• **THE RECORDS**:
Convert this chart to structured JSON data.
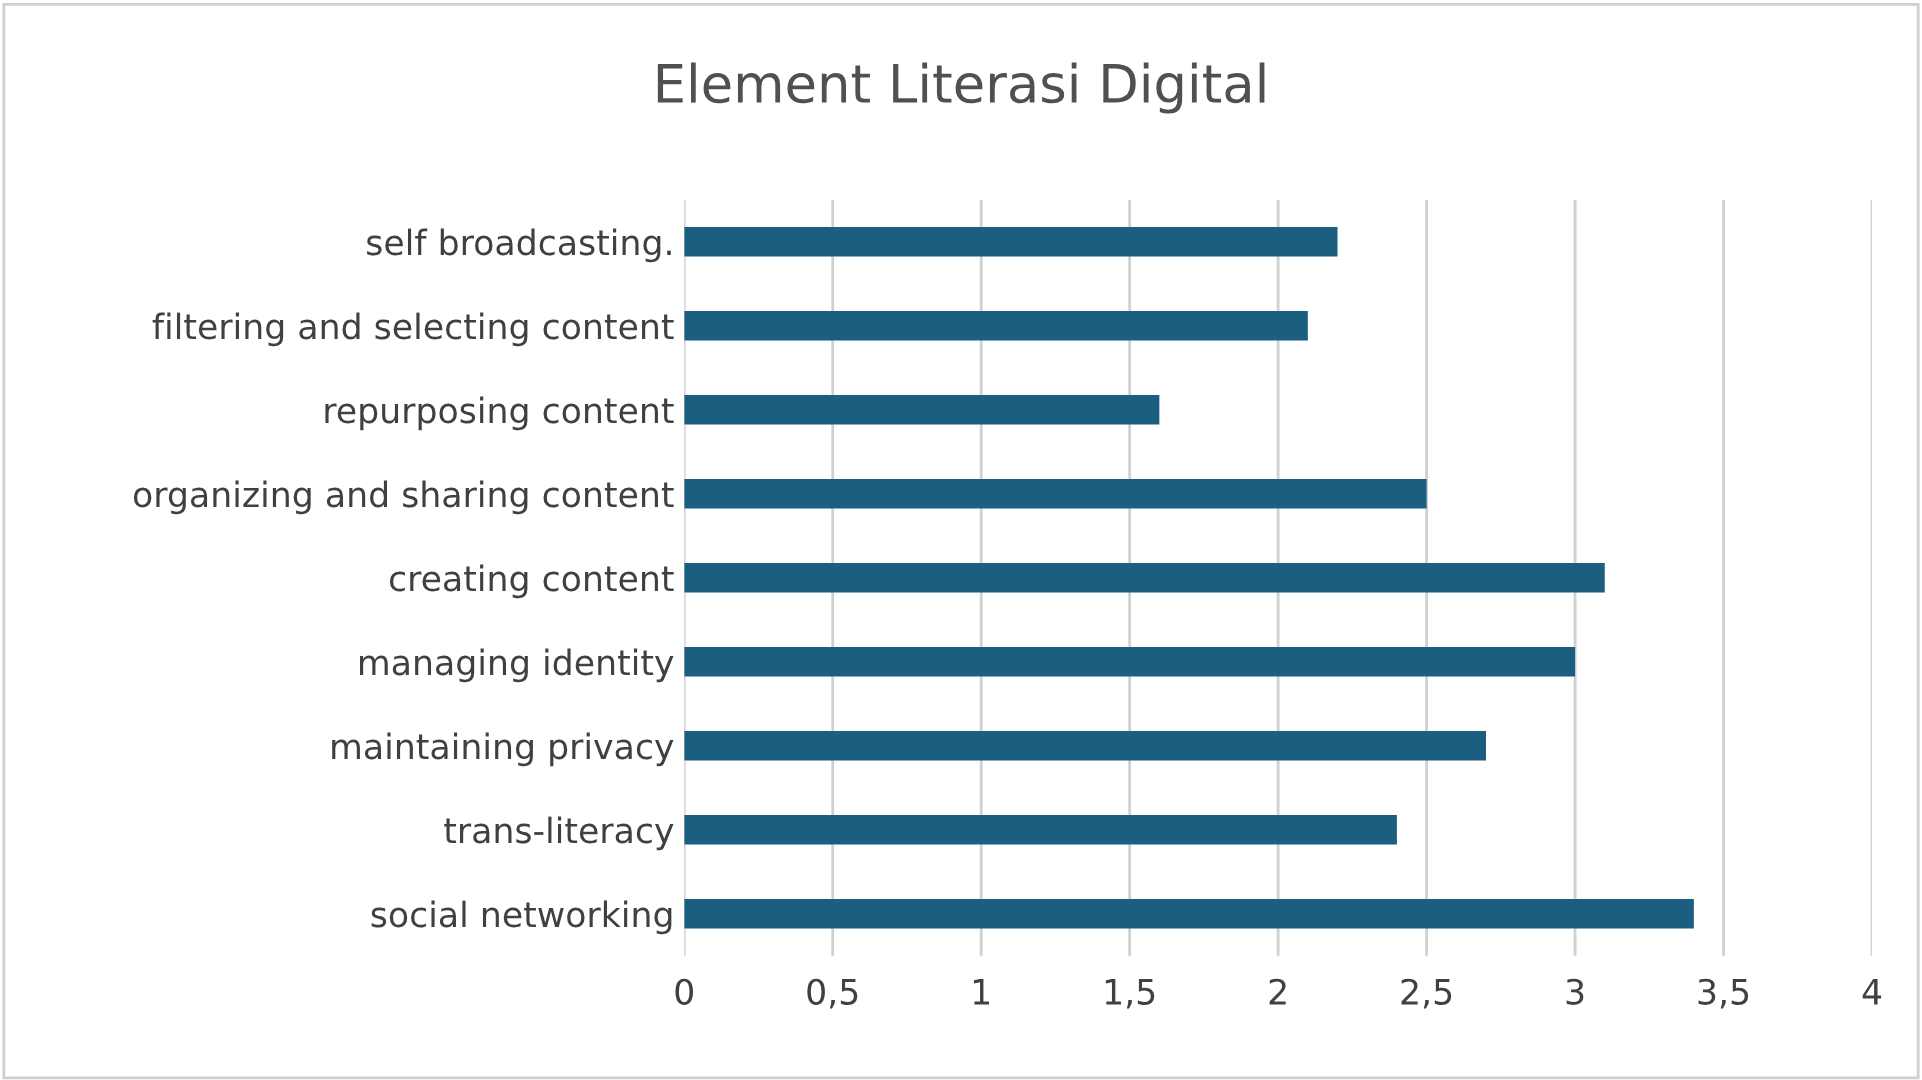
{
  "chart_data": {
    "type": "bar",
    "orientation": "horizontal",
    "title": "Element Literasi Digital",
    "categories": [
      "self broadcasting.",
      "filtering and selecting content",
      "repurposing content",
      "organizing and sharing content",
      "creating content",
      "managing identity",
      "maintaining privacy",
      "trans-literacy",
      "social networking"
    ],
    "values": [
      2.2,
      2.1,
      1.6,
      2.5,
      3.1,
      3.0,
      2.7,
      2.4,
      3.4
    ],
    "color": "#1b5e80",
    "xlim": [
      0,
      4
    ],
    "xticks": [
      0,
      {
        "value": 0.5,
        "label": "0,5"
      },
      1,
      {
        "value": 1.5,
        "label": "1,5"
      },
      2,
      {
        "value": 2.5,
        "label": "2,5"
      },
      3,
      {
        "value": 3.5,
        "label": "3,5"
      },
      4
    ],
    "grid": "x",
    "legend": false
  }
}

• **DIRECTIONS**: Select every line in the material above where the string "content" occurs, and copy it.

• **OUTPUT**:
      "filtering and selecting content",
      "repurposing content",
      "organizing and sharing content",
      "creating content",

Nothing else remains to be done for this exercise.